• [Activity] Each line below is to be repeated exactly; any picture is to be left out.

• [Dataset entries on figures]
________________________
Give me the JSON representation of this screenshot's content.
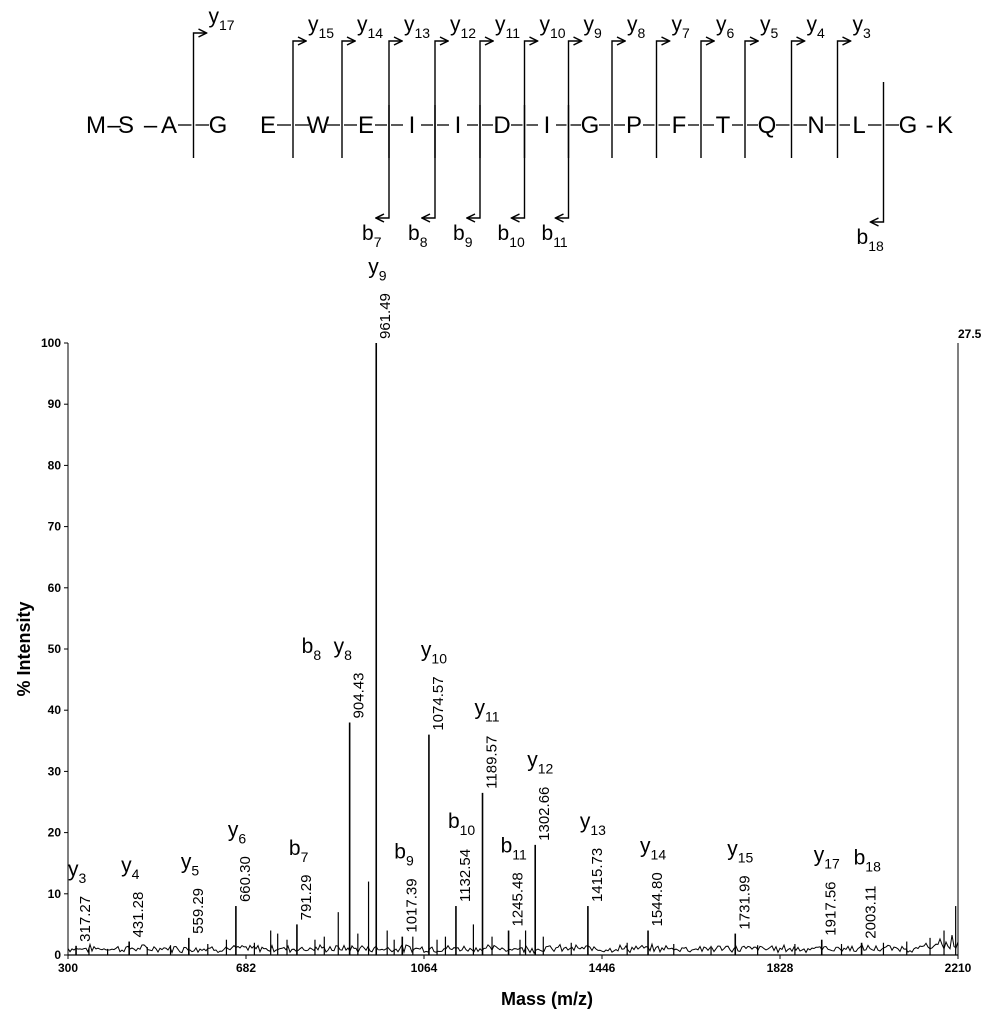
{
  "peptide": {
    "residues": [
      "M",
      "S",
      "A",
      "G",
      "E",
      "W",
      "E",
      "I",
      "I",
      "D",
      "I",
      "G",
      "P",
      "F",
      "T",
      "Q",
      "N",
      "L",
      "G",
      "K"
    ],
    "separators": [
      "–",
      "–",
      "",
      "",
      "",
      "",
      "",
      "",
      "",
      "",
      "",
      "",
      "",
      "",
      "",
      "",
      "",
      "",
      "-"
    ],
    "y_cleavages": [
      {
        "after": 3,
        "label": "y",
        "n": "17"
      },
      {
        "after": 5,
        "label": "y",
        "n": "15"
      },
      {
        "after": 6,
        "label": "y",
        "n": "14"
      },
      {
        "after": 7,
        "label": "y",
        "n": "13"
      },
      {
        "after": 8,
        "label": "y",
        "n": "12"
      },
      {
        "after": 9,
        "label": "y",
        "n": "11"
      },
      {
        "after": 10,
        "label": "y",
        "n": "10"
      },
      {
        "after": 11,
        "label": "y",
        "n": "9"
      },
      {
        "after": 12,
        "label": "y",
        "n": "8"
      },
      {
        "after": 13,
        "label": "y",
        "n": "7"
      },
      {
        "after": 14,
        "label": "y",
        "n": "6"
      },
      {
        "after": 15,
        "label": "y",
        "n": "5"
      },
      {
        "after": 16,
        "label": "y",
        "n": "4"
      },
      {
        "after": 17,
        "label": "y",
        "n": "3"
      }
    ],
    "b_cleavages": [
      {
        "after": 7,
        "label": "b",
        "n": "7"
      },
      {
        "after": 8,
        "label": "b",
        "n": "8"
      },
      {
        "after": 9,
        "label": "b",
        "n": "9"
      },
      {
        "after": 10,
        "label": "b",
        "n": "10"
      },
      {
        "after": 11,
        "label": "b",
        "n": "11"
      },
      {
        "after": 18,
        "label": "b",
        "n": "18"
      }
    ]
  },
  "chart_data": {
    "type": "bar",
    "xlabel": "Mass (m/z)",
    "ylabel": "% Intensity",
    "xlim": [
      300,
      2210
    ],
    "ylim": [
      0,
      100
    ],
    "x_ticks": [
      300,
      682,
      1064,
      1446,
      1828,
      2210
    ],
    "y_ticks": [
      0,
      10,
      20,
      30,
      40,
      50,
      60,
      70,
      80,
      90,
      100
    ],
    "max_intensity_label": "27.5",
    "peaks": [
      {
        "mz": 317.27,
        "intensity": 1.5,
        "label": "317.27",
        "ions": [
          {
            "t": "y",
            "n": "3"
          }
        ]
      },
      {
        "mz": 431.28,
        "intensity": 2.2,
        "label": "431.28",
        "ions": [
          {
            "t": "y",
            "n": "4"
          }
        ]
      },
      {
        "mz": 559.29,
        "intensity": 2.8,
        "label": "559.29",
        "ions": [
          {
            "t": "y",
            "n": "5"
          }
        ]
      },
      {
        "mz": 660.3,
        "intensity": 8.0,
        "label": "660.30",
        "ions": [
          {
            "t": "y",
            "n": "6"
          }
        ]
      },
      {
        "mz": 791.29,
        "intensity": 5.0,
        "label": "791.29",
        "ions": [
          {
            "t": "b",
            "n": "7"
          }
        ]
      },
      {
        "mz": 904.43,
        "intensity": 38.0,
        "label": "904.43",
        "ions": [
          {
            "t": "b",
            "n": "8"
          },
          {
            "t": "y",
            "n": "8"
          }
        ]
      },
      {
        "mz": 961.49,
        "intensity": 100.0,
        "label": "961.49",
        "ions": [
          {
            "t": "y",
            "n": "9"
          }
        ]
      },
      {
        "mz": 1017.39,
        "intensity": 3.0,
        "label": "1017.39",
        "ions": [
          {
            "t": "b",
            "n": "9"
          }
        ]
      },
      {
        "mz": 1074.57,
        "intensity": 36.0,
        "label": "1074.57",
        "ions": [
          {
            "t": "y",
            "n": "10"
          }
        ]
      },
      {
        "mz": 1132.54,
        "intensity": 8.0,
        "label": "1132.54",
        "ions": [
          {
            "t": "b",
            "n": "10"
          }
        ]
      },
      {
        "mz": 1189.57,
        "intensity": 26.5,
        "label": "1189.57",
        "ions": [
          {
            "t": "y",
            "n": "11"
          }
        ]
      },
      {
        "mz": 1245.48,
        "intensity": 4.0,
        "label": "1245.48",
        "ions": [
          {
            "t": "b",
            "n": "11"
          }
        ]
      },
      {
        "mz": 1302.66,
        "intensity": 18.0,
        "label": "1302.66",
        "ions": [
          {
            "t": "y",
            "n": "12"
          }
        ]
      },
      {
        "mz": 1415.73,
        "intensity": 8.0,
        "label": "1415.73",
        "ions": [
          {
            "t": "y",
            "n": "13"
          }
        ]
      },
      {
        "mz": 1544.8,
        "intensity": 4.0,
        "label": "1544.80",
        "ions": [
          {
            "t": "y",
            "n": "14"
          }
        ]
      },
      {
        "mz": 1731.99,
        "intensity": 3.5,
        "label": "1731.99",
        "ions": [
          {
            "t": "y",
            "n": "15"
          }
        ]
      },
      {
        "mz": 1917.56,
        "intensity": 2.5,
        "label": "1917.56",
        "ions": [
          {
            "t": "y",
            "n": "17"
          }
        ]
      },
      {
        "mz": 2003.11,
        "intensity": 2.0,
        "label": "2003.11",
        "ions": [
          {
            "t": "b",
            "n": "18"
          }
        ]
      }
    ],
    "unlabeled_peaks": [
      {
        "mz": 345,
        "intensity": 1.2
      },
      {
        "mz": 385,
        "intensity": 1.0
      },
      {
        "mz": 470,
        "intensity": 1.3
      },
      {
        "mz": 520,
        "intensity": 1.6
      },
      {
        "mz": 600,
        "intensity": 1.8
      },
      {
        "mz": 640,
        "intensity": 2.5
      },
      {
        "mz": 700,
        "intensity": 2.0
      },
      {
        "mz": 735,
        "intensity": 4.0
      },
      {
        "mz": 750,
        "intensity": 3.5
      },
      {
        "mz": 770,
        "intensity": 2.5
      },
      {
        "mz": 830,
        "intensity": 2.5
      },
      {
        "mz": 850,
        "intensity": 3.0
      },
      {
        "mz": 880,
        "intensity": 7.0
      },
      {
        "mz": 922,
        "intensity": 3.5
      },
      {
        "mz": 945,
        "intensity": 12.0
      },
      {
        "mz": 985,
        "intensity": 4.0
      },
      {
        "mz": 1000,
        "intensity": 2.5
      },
      {
        "mz": 1040,
        "intensity": 3.0
      },
      {
        "mz": 1092,
        "intensity": 2.5
      },
      {
        "mz": 1110,
        "intensity": 3.0
      },
      {
        "mz": 1170,
        "intensity": 5.0
      },
      {
        "mz": 1210,
        "intensity": 3.0
      },
      {
        "mz": 1270,
        "intensity": 2.5
      },
      {
        "mz": 1282,
        "intensity": 4.0
      },
      {
        "mz": 1320,
        "intensity": 3.0
      },
      {
        "mz": 1380,
        "intensity": 2.0
      },
      {
        "mz": 1500,
        "intensity": 2.0
      },
      {
        "mz": 1600,
        "intensity": 1.8
      },
      {
        "mz": 1680,
        "intensity": 1.5
      },
      {
        "mz": 1780,
        "intensity": 1.6
      },
      {
        "mz": 1860,
        "intensity": 1.8
      },
      {
        "mz": 1960,
        "intensity": 1.8
      },
      {
        "mz": 2050,
        "intensity": 2.0
      },
      {
        "mz": 2100,
        "intensity": 2.2
      },
      {
        "mz": 2150,
        "intensity": 2.8
      },
      {
        "mz": 2180,
        "intensity": 4.0
      },
      {
        "mz": 2205,
        "intensity": 8.0
      }
    ]
  }
}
________________________
• [Solution to this task]
Give me the JSON representation of this screenshot's content.
{
  "peptide": {
    "residues": [
      "M",
      "S",
      "A",
      "G",
      "E",
      "W",
      "E",
      "I",
      "I",
      "D",
      "I",
      "G",
      "P",
      "F",
      "T",
      "Q",
      "N",
      "L",
      "G",
      "K"
    ],
    "separators": [
      "–",
      "–",
      "",
      "",
      "",
      "",
      "",
      "",
      "",
      "",
      "",
      "",
      "",
      "",
      "",
      "",
      "",
      "",
      "-"
    ],
    "y_cleavages": [
      {
        "after": 3,
        "label": "y",
        "n": "17"
      },
      {
        "after": 5,
        "label": "y",
        "n": "15"
      },
      {
        "after": 6,
        "label": "y",
        "n": "14"
      },
      {
        "after": 7,
        "label": "y",
        "n": "13"
      },
      {
        "after": 8,
        "label": "y",
        "n": "12"
      },
      {
        "after": 9,
        "label": "y",
        "n": "11"
      },
      {
        "after": 10,
        "label": "y",
        "n": "10"
      },
      {
        "after": 11,
        "label": "y",
        "n": "9"
      },
      {
        "after": 12,
        "label": "y",
        "n": "8"
      },
      {
        "after": 13,
        "label": "y",
        "n": "7"
      },
      {
        "after": 14,
        "label": "y",
        "n": "6"
      },
      {
        "after": 15,
        "label": "y",
        "n": "5"
      },
      {
        "after": 16,
        "label": "y",
        "n": "4"
      },
      {
        "after": 17,
        "label": "y",
        "n": "3"
      }
    ],
    "b_cleavages": [
      {
        "after": 7,
        "label": "b",
        "n": "7"
      },
      {
        "after": 8,
        "label": "b",
        "n": "8"
      },
      {
        "after": 9,
        "label": "b",
        "n": "9"
      },
      {
        "after": 10,
        "label": "b",
        "n": "10"
      },
      {
        "after": 11,
        "label": "b",
        "n": "11"
      },
      {
        "after": 18,
        "label": "b",
        "n": "18"
      }
    ]
  },
  "chart_data": {
    "type": "bar",
    "xlabel": "Mass (m/z)",
    "ylabel": "% Intensity",
    "xlim": [
      300,
      2210
    ],
    "ylim": [
      0,
      100
    ],
    "x_ticks": [
      300,
      682,
      1064,
      1446,
      1828,
      2210
    ],
    "y_ticks": [
      0,
      10,
      20,
      30,
      40,
      50,
      60,
      70,
      80,
      90,
      100
    ],
    "max_intensity_label": "27.5",
    "peaks": [
      {
        "mz": 317.27,
        "intensity": 1.5,
        "label": "317.27",
        "ions": [
          {
            "t": "y",
            "n": "3"
          }
        ]
      },
      {
        "mz": 431.28,
        "intensity": 2.2,
        "label": "431.28",
        "ions": [
          {
            "t": "y",
            "n": "4"
          }
        ]
      },
      {
        "mz": 559.29,
        "intensity": 2.8,
        "label": "559.29",
        "ions": [
          {
            "t": "y",
            "n": "5"
          }
        ]
      },
      {
        "mz": 660.3,
        "intensity": 8.0,
        "label": "660.30",
        "ions": [
          {
            "t": "y",
            "n": "6"
          }
        ]
      },
      {
        "mz": 791.29,
        "intensity": 5.0,
        "label": "791.29",
        "ions": [
          {
            "t": "b",
            "n": "7"
          }
        ]
      },
      {
        "mz": 904.43,
        "intensity": 38.0,
        "label": "904.43",
        "ions": [
          {
            "t": "b",
            "n": "8"
          },
          {
            "t": "y",
            "n": "8"
          }
        ]
      },
      {
        "mz": 961.49,
        "intensity": 100.0,
        "label": "961.49",
        "ions": [
          {
            "t": "y",
            "n": "9"
          }
        ]
      },
      {
        "mz": 1017.39,
        "intensity": 3.0,
        "label": "1017.39",
        "ions": [
          {
            "t": "b",
            "n": "9"
          }
        ]
      },
      {
        "mz": 1074.57,
        "intensity": 36.0,
        "label": "1074.57",
        "ions": [
          {
            "t": "y",
            "n": "10"
          }
        ]
      },
      {
        "mz": 1132.54,
        "intensity": 8.0,
        "label": "1132.54",
        "ions": [
          {
            "t": "b",
            "n": "10"
          }
        ]
      },
      {
        "mz": 1189.57,
        "intensity": 26.5,
        "label": "1189.57",
        "ions": [
          {
            "t": "y",
            "n": "11"
          }
        ]
      },
      {
        "mz": 1245.48,
        "intensity": 4.0,
        "label": "1245.48",
        "ions": [
          {
            "t": "b",
            "n": "11"
          }
        ]
      },
      {
        "mz": 1302.66,
        "intensity": 18.0,
        "label": "1302.66",
        "ions": [
          {
            "t": "y",
            "n": "12"
          }
        ]
      },
      {
        "mz": 1415.73,
        "intensity": 8.0,
        "label": "1415.73",
        "ions": [
          {
            "t": "y",
            "n": "13"
          }
        ]
      },
      {
        "mz": 1544.8,
        "intensity": 4.0,
        "label": "1544.80",
        "ions": [
          {
            "t": "y",
            "n": "14"
          }
        ]
      },
      {
        "mz": 1731.99,
        "intensity": 3.5,
        "label": "1731.99",
        "ions": [
          {
            "t": "y",
            "n": "15"
          }
        ]
      },
      {
        "mz": 1917.56,
        "intensity": 2.5,
        "label": "1917.56",
        "ions": [
          {
            "t": "y",
            "n": "17"
          }
        ]
      },
      {
        "mz": 2003.11,
        "intensity": 2.0,
        "label": "2003.11",
        "ions": [
          {
            "t": "b",
            "n": "18"
          }
        ]
      }
    ],
    "unlabeled_peaks": [
      {
        "mz": 345,
        "intensity": 1.2
      },
      {
        "mz": 385,
        "intensity": 1.0
      },
      {
        "mz": 470,
        "intensity": 1.3
      },
      {
        "mz": 520,
        "intensity": 1.6
      },
      {
        "mz": 600,
        "intensity": 1.8
      },
      {
        "mz": 640,
        "intensity": 2.5
      },
      {
        "mz": 700,
        "intensity": 2.0
      },
      {
        "mz": 735,
        "intensity": 4.0
      },
      {
        "mz": 750,
        "intensity": 3.5
      },
      {
        "mz": 770,
        "intensity": 2.5
      },
      {
        "mz": 830,
        "intensity": 2.5
      },
      {
        "mz": 850,
        "intensity": 3.0
      },
      {
        "mz": 880,
        "intensity": 7.0
      },
      {
        "mz": 922,
        "intensity": 3.5
      },
      {
        "mz": 945,
        "intensity": 12.0
      },
      {
        "mz": 985,
        "intensity": 4.0
      },
      {
        "mz": 1000,
        "intensity": 2.5
      },
      {
        "mz": 1040,
        "intensity": 3.0
      },
      {
        "mz": 1092,
        "intensity": 2.5
      },
      {
        "mz": 1110,
        "intensity": 3.0
      },
      {
        "mz": 1170,
        "intensity": 5.0
      },
      {
        "mz": 1210,
        "intensity": 3.0
      },
      {
        "mz": 1270,
        "intensity": 2.5
      },
      {
        "mz": 1282,
        "intensity": 4.0
      },
      {
        "mz": 1320,
        "intensity": 3.0
      },
      {
        "mz": 1380,
        "intensity": 2.0
      },
      {
        "mz": 1500,
        "intensity": 2.0
      },
      {
        "mz": 1600,
        "intensity": 1.8
      },
      {
        "mz": 1680,
        "intensity": 1.5
      },
      {
        "mz": 1780,
        "intensity": 1.6
      },
      {
        "mz": 1860,
        "intensity": 1.8
      },
      {
        "mz": 1960,
        "intensity": 1.8
      },
      {
        "mz": 2050,
        "intensity": 2.0
      },
      {
        "mz": 2100,
        "intensity": 2.2
      },
      {
        "mz": 2150,
        "intensity": 2.8
      },
      {
        "mz": 2180,
        "intensity": 4.0
      },
      {
        "mz": 2205,
        "intensity": 8.0
      }
    ]
  }
}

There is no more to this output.